What you need to do:
In the entries below, find every line with "structure" and copy it.

=-=-=-=-=

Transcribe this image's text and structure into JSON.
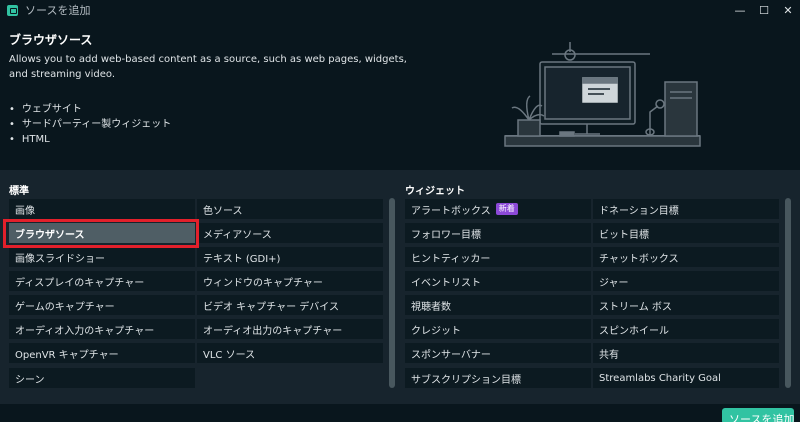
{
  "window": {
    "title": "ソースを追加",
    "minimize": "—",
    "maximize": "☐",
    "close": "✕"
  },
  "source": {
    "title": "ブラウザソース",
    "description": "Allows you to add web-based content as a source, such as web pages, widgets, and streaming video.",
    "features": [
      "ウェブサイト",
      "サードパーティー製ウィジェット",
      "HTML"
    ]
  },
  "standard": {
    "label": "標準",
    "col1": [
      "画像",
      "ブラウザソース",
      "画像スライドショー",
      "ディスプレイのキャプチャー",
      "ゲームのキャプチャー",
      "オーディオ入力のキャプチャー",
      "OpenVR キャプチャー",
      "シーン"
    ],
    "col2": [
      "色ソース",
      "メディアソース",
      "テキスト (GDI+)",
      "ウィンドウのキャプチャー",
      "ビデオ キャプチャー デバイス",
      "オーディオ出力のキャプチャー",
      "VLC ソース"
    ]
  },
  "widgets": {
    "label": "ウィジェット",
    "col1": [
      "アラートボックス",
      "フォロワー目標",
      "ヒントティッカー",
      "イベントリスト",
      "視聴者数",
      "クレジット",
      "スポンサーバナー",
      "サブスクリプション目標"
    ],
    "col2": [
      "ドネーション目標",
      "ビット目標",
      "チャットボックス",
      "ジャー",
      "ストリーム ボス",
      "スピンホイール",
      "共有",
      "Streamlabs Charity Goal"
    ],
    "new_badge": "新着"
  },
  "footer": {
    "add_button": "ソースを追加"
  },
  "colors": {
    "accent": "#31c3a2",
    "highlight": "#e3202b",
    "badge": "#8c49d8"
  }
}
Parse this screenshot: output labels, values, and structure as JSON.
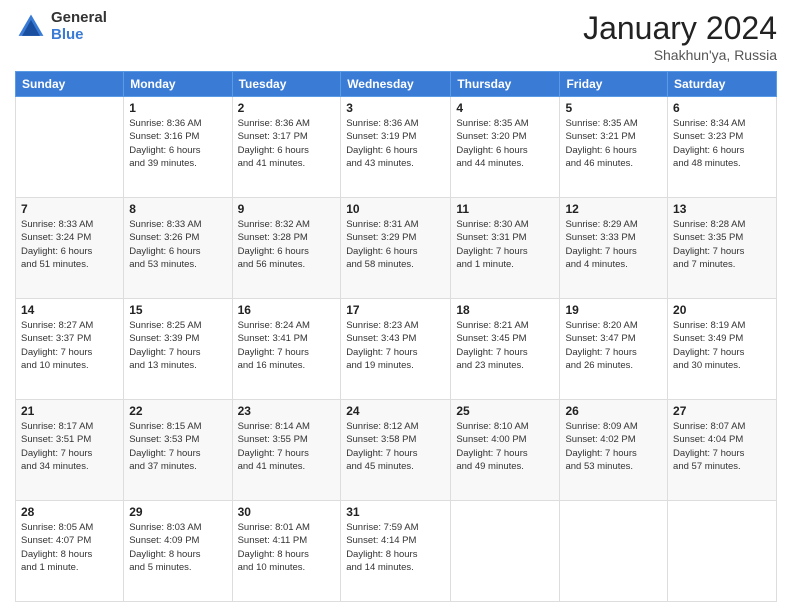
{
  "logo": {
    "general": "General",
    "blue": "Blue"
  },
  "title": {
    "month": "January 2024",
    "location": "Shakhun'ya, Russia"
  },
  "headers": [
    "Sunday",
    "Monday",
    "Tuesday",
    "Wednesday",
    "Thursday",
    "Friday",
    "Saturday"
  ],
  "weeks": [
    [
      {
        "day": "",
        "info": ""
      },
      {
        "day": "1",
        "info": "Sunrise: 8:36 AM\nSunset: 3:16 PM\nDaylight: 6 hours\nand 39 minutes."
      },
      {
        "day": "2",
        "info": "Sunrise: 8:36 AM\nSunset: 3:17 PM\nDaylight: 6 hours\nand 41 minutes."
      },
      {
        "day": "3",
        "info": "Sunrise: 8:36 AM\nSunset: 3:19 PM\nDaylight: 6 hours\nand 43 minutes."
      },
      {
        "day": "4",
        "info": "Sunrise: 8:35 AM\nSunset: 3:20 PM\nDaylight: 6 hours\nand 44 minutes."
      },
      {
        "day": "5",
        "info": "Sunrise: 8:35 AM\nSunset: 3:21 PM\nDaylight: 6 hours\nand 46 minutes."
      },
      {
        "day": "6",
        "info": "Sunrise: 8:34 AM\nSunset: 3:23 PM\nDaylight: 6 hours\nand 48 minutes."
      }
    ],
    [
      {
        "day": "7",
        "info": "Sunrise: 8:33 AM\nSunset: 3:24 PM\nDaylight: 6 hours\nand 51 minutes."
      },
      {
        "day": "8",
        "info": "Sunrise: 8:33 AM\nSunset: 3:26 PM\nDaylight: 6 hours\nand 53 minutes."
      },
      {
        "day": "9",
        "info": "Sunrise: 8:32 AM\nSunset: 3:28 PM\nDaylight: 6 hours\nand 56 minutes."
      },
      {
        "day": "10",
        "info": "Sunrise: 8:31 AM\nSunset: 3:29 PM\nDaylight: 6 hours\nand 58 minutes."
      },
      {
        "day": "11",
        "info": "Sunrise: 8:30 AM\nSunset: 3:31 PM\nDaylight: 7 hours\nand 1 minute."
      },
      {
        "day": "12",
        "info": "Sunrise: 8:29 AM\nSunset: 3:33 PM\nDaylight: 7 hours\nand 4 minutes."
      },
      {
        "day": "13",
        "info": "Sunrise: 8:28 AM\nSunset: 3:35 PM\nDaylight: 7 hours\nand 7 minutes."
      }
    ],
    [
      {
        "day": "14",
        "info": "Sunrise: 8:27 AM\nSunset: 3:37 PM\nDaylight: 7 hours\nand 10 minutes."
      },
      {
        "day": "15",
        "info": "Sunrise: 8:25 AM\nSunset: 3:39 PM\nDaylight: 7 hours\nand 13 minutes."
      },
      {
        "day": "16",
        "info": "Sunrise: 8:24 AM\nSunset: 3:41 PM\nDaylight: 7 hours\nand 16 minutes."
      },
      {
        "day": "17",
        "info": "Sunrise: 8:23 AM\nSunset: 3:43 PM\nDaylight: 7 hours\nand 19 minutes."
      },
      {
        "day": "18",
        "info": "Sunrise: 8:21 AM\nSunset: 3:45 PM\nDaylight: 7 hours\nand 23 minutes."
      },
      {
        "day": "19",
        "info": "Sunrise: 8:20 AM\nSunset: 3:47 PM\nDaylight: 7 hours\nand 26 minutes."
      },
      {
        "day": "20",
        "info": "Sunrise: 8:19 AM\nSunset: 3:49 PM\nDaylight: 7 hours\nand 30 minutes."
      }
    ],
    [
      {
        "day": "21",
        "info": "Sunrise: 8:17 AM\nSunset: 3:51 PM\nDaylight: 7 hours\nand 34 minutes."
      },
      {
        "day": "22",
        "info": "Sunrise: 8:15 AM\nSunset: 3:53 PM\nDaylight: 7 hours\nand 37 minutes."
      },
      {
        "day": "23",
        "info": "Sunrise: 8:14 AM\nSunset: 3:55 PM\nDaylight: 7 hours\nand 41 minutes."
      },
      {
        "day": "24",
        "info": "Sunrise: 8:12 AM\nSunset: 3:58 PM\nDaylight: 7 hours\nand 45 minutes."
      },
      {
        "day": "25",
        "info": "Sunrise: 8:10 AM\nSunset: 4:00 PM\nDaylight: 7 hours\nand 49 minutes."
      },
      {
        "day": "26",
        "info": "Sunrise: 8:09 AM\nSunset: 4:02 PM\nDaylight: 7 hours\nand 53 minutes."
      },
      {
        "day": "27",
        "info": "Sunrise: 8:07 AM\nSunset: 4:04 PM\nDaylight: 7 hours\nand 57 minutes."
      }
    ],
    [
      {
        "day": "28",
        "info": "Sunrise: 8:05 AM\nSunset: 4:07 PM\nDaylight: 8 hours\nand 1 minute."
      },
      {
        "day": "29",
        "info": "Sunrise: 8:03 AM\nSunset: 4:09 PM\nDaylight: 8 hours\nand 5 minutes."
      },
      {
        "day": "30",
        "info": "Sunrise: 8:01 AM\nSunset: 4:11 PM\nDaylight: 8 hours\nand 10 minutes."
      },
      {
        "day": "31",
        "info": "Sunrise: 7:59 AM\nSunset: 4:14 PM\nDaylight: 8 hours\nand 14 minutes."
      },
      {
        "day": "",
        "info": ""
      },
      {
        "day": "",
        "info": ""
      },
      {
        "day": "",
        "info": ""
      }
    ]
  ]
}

=-=-=-=-=

Completed exercise:
Transcribe this image's text and structure into JSON.
Parse this screenshot: output labels, values, and structure as JSON.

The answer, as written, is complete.